**Task**: Retype the material word for word.
## START Given entries
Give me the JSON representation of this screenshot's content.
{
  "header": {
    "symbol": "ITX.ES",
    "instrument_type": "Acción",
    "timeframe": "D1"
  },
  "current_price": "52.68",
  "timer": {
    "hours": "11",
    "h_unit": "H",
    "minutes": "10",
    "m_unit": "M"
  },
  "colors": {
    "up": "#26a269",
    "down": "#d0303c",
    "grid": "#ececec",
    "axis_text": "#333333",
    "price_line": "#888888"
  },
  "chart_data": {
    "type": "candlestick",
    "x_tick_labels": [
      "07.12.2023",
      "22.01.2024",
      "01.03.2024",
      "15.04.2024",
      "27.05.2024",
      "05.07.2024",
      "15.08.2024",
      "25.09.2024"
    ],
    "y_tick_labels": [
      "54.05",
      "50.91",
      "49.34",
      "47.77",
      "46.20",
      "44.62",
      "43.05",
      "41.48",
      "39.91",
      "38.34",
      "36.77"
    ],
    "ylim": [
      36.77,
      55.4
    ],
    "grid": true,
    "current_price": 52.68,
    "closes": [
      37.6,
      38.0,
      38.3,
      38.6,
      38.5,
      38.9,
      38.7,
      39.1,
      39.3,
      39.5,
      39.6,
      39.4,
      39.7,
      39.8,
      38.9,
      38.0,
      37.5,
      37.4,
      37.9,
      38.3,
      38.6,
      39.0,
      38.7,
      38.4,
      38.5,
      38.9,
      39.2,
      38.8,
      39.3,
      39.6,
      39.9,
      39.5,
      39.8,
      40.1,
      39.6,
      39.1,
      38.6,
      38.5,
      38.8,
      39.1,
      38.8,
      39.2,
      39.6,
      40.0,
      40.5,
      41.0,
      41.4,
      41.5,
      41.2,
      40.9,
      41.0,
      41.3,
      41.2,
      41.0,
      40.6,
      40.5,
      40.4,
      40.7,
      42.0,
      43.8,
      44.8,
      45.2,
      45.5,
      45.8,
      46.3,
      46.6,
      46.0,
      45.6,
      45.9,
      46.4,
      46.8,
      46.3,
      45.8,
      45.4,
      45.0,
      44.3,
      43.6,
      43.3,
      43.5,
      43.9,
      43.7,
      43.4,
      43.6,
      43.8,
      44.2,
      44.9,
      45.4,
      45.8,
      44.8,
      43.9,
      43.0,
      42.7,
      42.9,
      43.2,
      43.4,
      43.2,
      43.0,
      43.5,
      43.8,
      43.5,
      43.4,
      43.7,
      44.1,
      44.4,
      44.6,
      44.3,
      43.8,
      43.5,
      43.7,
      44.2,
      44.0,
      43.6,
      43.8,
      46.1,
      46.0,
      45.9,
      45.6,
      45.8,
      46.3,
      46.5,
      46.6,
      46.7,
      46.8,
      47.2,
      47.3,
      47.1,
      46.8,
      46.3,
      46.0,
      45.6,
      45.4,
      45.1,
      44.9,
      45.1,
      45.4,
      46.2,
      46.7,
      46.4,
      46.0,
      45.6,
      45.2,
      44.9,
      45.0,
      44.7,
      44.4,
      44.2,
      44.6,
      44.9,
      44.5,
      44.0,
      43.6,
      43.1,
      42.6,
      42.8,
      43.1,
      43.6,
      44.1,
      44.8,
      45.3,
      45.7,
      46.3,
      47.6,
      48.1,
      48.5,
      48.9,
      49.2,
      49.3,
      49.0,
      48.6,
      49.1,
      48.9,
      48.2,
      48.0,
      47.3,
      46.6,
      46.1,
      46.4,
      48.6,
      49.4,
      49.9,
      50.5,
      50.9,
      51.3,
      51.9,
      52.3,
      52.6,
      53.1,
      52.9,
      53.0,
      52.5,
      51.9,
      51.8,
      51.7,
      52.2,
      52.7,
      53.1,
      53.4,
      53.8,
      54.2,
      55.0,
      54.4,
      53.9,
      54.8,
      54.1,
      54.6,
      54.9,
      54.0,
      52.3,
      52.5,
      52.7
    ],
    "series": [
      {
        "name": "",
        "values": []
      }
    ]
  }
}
## END Given entries
**Solution to this exercise**:
Give me the JSON representation of this screenshot's content.
{
  "header": {
    "symbol": "ITX.ES",
    "instrument_type": "Acción",
    "timeframe": "D1"
  },
  "current_price": "52.68",
  "timer": {
    "hours": "11",
    "h_unit": "H",
    "minutes": "10",
    "m_unit": "M"
  },
  "colors": {
    "up": "#26a269",
    "down": "#d0303c",
    "grid": "#ececec",
    "axis_text": "#333333",
    "price_line": "#888888"
  },
  "chart_data": {
    "type": "candlestick",
    "x_tick_labels": [
      "07.12.2023",
      "22.01.2024",
      "01.03.2024",
      "15.04.2024",
      "27.05.2024",
      "05.07.2024",
      "15.08.2024",
      "25.09.2024"
    ],
    "y_tick_labels": [
      "54.05",
      "50.91",
      "49.34",
      "47.77",
      "46.20",
      "44.62",
      "43.05",
      "41.48",
      "39.91",
      "38.34",
      "36.77"
    ],
    "ylim": [
      36.77,
      55.4
    ],
    "grid": true,
    "current_price": 52.68,
    "closes": [
      37.6,
      38.0,
      38.3,
      38.6,
      38.5,
      38.9,
      38.7,
      39.1,
      39.3,
      39.5,
      39.6,
      39.4,
      39.7,
      39.8,
      38.9,
      38.0,
      37.5,
      37.4,
      37.9,
      38.3,
      38.6,
      39.0,
      38.7,
      38.4,
      38.5,
      38.9,
      39.2,
      38.8,
      39.3,
      39.6,
      39.9,
      39.5,
      39.8,
      40.1,
      39.6,
      39.1,
      38.6,
      38.5,
      38.8,
      39.1,
      38.8,
      39.2,
      39.6,
      40.0,
      40.5,
      41.0,
      41.4,
      41.5,
      41.2,
      40.9,
      41.0,
      41.3,
      41.2,
      41.0,
      40.6,
      40.5,
      40.4,
      40.7,
      42.0,
      43.8,
      44.8,
      45.2,
      45.5,
      45.8,
      46.3,
      46.6,
      46.0,
      45.6,
      45.9,
      46.4,
      46.8,
      46.3,
      45.8,
      45.4,
      45.0,
      44.3,
      43.6,
      43.3,
      43.5,
      43.9,
      43.7,
      43.4,
      43.6,
      43.8,
      44.2,
      44.9,
      45.4,
      45.8,
      44.8,
      43.9,
      43.0,
      42.7,
      42.9,
      43.2,
      43.4,
      43.2,
      43.0,
      43.5,
      43.8,
      43.5,
      43.4,
      43.7,
      44.1,
      44.4,
      44.6,
      44.3,
      43.8,
      43.5,
      43.7,
      44.2,
      44.0,
      43.6,
      43.8,
      46.1,
      46.0,
      45.9,
      45.6,
      45.8,
      46.3,
      46.5,
      46.6,
      46.7,
      46.8,
      47.2,
      47.3,
      47.1,
      46.8,
      46.3,
      46.0,
      45.6,
      45.4,
      45.1,
      44.9,
      45.1,
      45.4,
      46.2,
      46.7,
      46.4,
      46.0,
      45.6,
      45.2,
      44.9,
      45.0,
      44.7,
      44.4,
      44.2,
      44.6,
      44.9,
      44.5,
      44.0,
      43.6,
      43.1,
      42.6,
      42.8,
      43.1,
      43.6,
      44.1,
      44.8,
      45.3,
      45.7,
      46.3,
      47.6,
      48.1,
      48.5,
      48.9,
      49.2,
      49.3,
      49.0,
      48.6,
      49.1,
      48.9,
      48.2,
      48.0,
      47.3,
      46.6,
      46.1,
      46.4,
      48.6,
      49.4,
      49.9,
      50.5,
      50.9,
      51.3,
      51.9,
      52.3,
      52.6,
      53.1,
      52.9,
      53.0,
      52.5,
      51.9,
      51.8,
      51.7,
      52.2,
      52.7,
      53.1,
      53.4,
      53.8,
      54.2,
      55.0,
      54.4,
      53.9,
      54.8,
      54.1,
      54.6,
      54.9,
      54.0,
      52.3,
      52.5,
      52.7
    ],
    "series": [
      {
        "name": "",
        "values": []
      }
    ]
  }
}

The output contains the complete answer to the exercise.